> _Exercise goal_
Each entry that follows must be output without any deviation.
####################
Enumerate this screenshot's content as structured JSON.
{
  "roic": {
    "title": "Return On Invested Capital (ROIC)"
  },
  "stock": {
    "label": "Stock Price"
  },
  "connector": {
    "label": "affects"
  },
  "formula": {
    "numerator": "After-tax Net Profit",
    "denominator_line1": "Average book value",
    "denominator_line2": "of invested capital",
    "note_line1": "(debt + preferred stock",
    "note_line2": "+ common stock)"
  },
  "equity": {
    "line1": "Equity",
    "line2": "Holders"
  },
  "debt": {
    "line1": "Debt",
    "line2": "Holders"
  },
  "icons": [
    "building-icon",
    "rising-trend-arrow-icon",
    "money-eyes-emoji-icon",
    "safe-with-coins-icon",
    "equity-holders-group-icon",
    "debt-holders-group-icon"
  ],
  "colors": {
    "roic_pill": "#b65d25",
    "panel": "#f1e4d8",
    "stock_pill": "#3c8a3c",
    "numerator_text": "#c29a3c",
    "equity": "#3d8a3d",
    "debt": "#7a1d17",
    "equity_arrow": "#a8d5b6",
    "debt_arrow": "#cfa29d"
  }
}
####################
> _Exercise output_
Enumerate this screenshot's content as structured JSON.
{
  "roic": {
    "title": "Return On Invested Capital (ROIC)"
  },
  "stock": {
    "label": "Stock Price"
  },
  "connector": {
    "label": "affects"
  },
  "formula": {
    "numerator": "After-tax Net Profit",
    "denominator_line1": "Average book value",
    "denominator_line2": "of invested capital",
    "note_line1": "(debt + preferred stock",
    "note_line2": "+ common stock)"
  },
  "equity": {
    "line1": "Equity",
    "line2": "Holders"
  },
  "debt": {
    "line1": "Debt",
    "line2": "Holders"
  },
  "icons": [
    "building-icon",
    "rising-trend-arrow-icon",
    "money-eyes-emoji-icon",
    "safe-with-coins-icon",
    "equity-holders-group-icon",
    "debt-holders-group-icon"
  ],
  "colors": {
    "roic_pill": "#b65d25",
    "panel": "#f1e4d8",
    "stock_pill": "#3c8a3c",
    "numerator_text": "#c29a3c",
    "equity": "#3d8a3d",
    "debt": "#7a1d17",
    "equity_arrow": "#a8d5b6",
    "debt_arrow": "#cfa29d"
  }
}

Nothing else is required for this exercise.